(Figure dataset records)
■ ■ ■
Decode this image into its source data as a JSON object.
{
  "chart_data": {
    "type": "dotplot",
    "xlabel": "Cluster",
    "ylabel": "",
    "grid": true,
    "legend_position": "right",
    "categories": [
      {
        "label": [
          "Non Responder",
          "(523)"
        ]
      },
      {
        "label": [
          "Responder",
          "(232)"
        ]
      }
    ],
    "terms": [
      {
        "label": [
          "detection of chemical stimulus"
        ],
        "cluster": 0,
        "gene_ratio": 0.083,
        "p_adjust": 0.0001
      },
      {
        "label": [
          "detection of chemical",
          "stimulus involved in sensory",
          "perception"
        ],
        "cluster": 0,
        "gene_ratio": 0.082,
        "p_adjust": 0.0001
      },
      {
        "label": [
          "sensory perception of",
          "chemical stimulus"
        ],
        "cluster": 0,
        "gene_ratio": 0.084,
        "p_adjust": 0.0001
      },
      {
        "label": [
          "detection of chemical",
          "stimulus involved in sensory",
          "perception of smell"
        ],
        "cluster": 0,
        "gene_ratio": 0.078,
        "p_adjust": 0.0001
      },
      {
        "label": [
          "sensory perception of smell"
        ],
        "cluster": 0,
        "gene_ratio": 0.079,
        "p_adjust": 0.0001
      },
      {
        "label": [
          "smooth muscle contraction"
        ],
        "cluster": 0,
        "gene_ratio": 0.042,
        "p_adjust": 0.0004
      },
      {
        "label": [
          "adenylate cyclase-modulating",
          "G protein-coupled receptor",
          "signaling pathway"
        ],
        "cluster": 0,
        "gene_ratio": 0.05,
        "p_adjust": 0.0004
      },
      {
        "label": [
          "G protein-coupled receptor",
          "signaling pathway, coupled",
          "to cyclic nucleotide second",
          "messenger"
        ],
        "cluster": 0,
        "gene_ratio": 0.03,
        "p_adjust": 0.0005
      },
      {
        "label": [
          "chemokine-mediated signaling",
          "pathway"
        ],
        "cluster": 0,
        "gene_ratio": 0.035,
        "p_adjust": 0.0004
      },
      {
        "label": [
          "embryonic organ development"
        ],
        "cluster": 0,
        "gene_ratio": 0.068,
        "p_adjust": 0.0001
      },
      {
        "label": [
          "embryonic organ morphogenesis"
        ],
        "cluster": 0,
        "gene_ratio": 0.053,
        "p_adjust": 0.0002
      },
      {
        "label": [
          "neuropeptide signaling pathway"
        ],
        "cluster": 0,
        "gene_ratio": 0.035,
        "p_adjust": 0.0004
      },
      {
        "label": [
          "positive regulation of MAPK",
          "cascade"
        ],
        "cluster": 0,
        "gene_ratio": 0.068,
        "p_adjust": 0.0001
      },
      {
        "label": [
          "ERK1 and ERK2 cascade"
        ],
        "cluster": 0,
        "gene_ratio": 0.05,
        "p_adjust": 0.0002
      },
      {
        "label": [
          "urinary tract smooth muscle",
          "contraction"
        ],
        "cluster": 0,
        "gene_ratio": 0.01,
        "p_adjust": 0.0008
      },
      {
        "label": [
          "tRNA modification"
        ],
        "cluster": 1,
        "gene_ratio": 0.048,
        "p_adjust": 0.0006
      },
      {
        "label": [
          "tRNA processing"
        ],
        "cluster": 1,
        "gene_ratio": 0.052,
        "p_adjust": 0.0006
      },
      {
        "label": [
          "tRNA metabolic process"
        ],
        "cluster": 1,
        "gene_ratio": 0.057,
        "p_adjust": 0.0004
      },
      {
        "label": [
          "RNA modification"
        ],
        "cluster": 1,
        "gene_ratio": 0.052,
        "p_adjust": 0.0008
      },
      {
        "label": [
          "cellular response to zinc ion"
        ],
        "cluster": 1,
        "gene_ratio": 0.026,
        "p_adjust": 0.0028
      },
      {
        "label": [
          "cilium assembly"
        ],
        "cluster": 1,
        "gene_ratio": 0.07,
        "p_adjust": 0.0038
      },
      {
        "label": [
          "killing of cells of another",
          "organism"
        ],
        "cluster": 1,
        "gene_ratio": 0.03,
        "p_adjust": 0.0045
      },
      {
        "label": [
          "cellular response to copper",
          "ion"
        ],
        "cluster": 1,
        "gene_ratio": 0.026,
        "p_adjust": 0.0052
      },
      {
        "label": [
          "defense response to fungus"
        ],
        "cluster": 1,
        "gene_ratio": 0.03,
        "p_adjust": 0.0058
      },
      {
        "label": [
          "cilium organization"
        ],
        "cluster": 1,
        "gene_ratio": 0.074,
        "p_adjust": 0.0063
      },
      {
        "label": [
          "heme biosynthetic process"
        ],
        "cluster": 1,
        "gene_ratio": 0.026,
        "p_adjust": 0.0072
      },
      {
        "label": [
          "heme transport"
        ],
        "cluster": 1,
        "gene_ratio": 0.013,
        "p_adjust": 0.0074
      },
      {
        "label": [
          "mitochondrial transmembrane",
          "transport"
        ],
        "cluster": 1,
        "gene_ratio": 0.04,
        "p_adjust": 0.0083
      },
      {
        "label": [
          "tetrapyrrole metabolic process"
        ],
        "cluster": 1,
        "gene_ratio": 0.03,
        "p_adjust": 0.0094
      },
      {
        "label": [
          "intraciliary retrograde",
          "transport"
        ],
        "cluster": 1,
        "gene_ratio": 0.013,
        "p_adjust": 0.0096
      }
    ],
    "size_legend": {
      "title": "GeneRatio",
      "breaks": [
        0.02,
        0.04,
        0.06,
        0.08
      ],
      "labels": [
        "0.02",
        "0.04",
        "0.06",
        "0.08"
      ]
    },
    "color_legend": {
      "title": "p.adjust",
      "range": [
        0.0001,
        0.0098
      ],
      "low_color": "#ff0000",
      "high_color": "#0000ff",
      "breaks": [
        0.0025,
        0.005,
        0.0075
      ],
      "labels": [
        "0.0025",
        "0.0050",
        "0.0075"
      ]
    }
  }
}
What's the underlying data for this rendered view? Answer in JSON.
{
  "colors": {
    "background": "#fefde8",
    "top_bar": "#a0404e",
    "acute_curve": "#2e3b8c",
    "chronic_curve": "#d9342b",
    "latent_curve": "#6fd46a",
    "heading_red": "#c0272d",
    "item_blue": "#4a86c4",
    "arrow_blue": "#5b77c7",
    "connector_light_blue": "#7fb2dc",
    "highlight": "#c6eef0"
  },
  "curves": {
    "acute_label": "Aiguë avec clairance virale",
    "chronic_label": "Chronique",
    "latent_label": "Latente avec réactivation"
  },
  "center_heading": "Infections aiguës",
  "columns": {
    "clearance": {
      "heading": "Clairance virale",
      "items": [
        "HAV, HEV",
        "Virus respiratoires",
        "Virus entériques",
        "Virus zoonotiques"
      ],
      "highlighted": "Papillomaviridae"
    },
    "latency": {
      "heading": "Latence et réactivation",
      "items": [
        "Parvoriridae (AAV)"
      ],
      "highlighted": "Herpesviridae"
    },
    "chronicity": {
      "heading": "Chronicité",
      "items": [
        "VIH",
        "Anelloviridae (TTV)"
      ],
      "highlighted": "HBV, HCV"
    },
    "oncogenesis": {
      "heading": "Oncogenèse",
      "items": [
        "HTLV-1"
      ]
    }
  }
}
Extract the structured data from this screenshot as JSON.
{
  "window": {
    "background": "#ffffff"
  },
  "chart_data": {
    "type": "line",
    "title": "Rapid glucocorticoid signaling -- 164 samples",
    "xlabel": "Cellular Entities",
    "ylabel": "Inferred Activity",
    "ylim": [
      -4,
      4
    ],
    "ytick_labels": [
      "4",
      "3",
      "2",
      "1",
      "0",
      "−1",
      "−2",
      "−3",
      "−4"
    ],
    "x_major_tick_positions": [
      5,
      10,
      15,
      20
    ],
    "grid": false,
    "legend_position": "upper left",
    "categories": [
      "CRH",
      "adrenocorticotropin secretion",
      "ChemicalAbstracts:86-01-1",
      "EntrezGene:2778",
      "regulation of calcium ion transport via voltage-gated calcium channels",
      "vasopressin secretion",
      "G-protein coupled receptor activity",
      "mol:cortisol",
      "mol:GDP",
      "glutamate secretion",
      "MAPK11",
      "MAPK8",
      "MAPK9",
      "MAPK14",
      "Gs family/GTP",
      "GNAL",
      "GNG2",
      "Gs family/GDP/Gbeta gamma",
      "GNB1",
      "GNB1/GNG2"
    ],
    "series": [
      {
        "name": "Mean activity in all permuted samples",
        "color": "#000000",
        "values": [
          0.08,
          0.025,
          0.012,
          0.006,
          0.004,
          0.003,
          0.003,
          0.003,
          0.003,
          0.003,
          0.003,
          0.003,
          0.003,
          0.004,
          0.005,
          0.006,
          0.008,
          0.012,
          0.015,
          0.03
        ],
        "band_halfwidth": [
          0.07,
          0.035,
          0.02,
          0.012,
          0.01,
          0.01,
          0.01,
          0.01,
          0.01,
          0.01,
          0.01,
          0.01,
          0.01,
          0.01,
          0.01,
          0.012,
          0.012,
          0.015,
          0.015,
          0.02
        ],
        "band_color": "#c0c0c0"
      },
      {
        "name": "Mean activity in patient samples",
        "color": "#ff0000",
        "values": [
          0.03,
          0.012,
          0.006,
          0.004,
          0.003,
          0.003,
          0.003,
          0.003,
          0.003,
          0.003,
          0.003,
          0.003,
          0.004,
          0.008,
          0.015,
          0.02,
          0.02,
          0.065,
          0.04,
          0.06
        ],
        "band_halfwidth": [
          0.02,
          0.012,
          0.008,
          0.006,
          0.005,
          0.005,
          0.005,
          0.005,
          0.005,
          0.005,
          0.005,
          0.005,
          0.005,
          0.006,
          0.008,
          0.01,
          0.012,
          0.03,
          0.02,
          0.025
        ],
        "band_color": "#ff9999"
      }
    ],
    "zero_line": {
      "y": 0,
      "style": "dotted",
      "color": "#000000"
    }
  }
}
■ ■ ■
• PROBLEM DESCRIPTION: Check each line of the data above, and please copy the ones in which the string "smell" occurs.

• SOLUTION FOR THIS TASK:
          "perception of smell"
          "sensory perception of smell"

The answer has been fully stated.